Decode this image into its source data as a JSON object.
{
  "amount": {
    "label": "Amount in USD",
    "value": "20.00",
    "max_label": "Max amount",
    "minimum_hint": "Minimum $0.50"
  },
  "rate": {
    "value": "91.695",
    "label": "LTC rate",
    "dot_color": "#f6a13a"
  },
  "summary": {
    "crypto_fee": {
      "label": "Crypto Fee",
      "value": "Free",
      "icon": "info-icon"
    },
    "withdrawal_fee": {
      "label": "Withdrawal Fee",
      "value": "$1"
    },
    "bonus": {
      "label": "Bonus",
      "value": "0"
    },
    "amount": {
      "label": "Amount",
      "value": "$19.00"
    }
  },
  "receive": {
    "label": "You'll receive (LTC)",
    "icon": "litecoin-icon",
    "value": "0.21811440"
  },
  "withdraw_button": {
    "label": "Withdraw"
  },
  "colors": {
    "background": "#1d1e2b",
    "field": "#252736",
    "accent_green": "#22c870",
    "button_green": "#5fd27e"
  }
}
= = = = =
◆ EXERCISE BRIEF ◆
Exactly reproduce every line found in the records.

◆ CORRECT OUTPUT ◆
Decode this image into its source data as a JSON object.
{
  "amount": {
    "label": "Amount in USD",
    "value": "20.00",
    "max_label": "Max amount",
    "minimum_hint": "Minimum $0.50"
  },
  "rate": {
    "value": "91.695",
    "label": "LTC rate",
    "dot_color": "#f6a13a"
  },
  "summary": {
    "crypto_fee": {
      "label": "Crypto Fee",
      "value": "Free",
      "icon": "info-icon"
    },
    "withdrawal_fee": {
      "label": "Withdrawal Fee",
      "value": "$1"
    },
    "bonus": {
      "label": "Bonus",
      "value": "0"
    },
    "amount": {
      "label": "Amount",
      "value": "$19.00"
    }
  },
  "receive": {
    "label": "You'll receive (LTC)",
    "icon": "litecoin-icon",
    "value": "0.21811440"
  },
  "withdraw_button": {
    "label": "Withdraw"
  },
  "colors": {
    "background": "#1d1e2b",
    "field": "#252736",
    "accent_green": "#22c870",
    "button_green": "#5fd27e"
  }
}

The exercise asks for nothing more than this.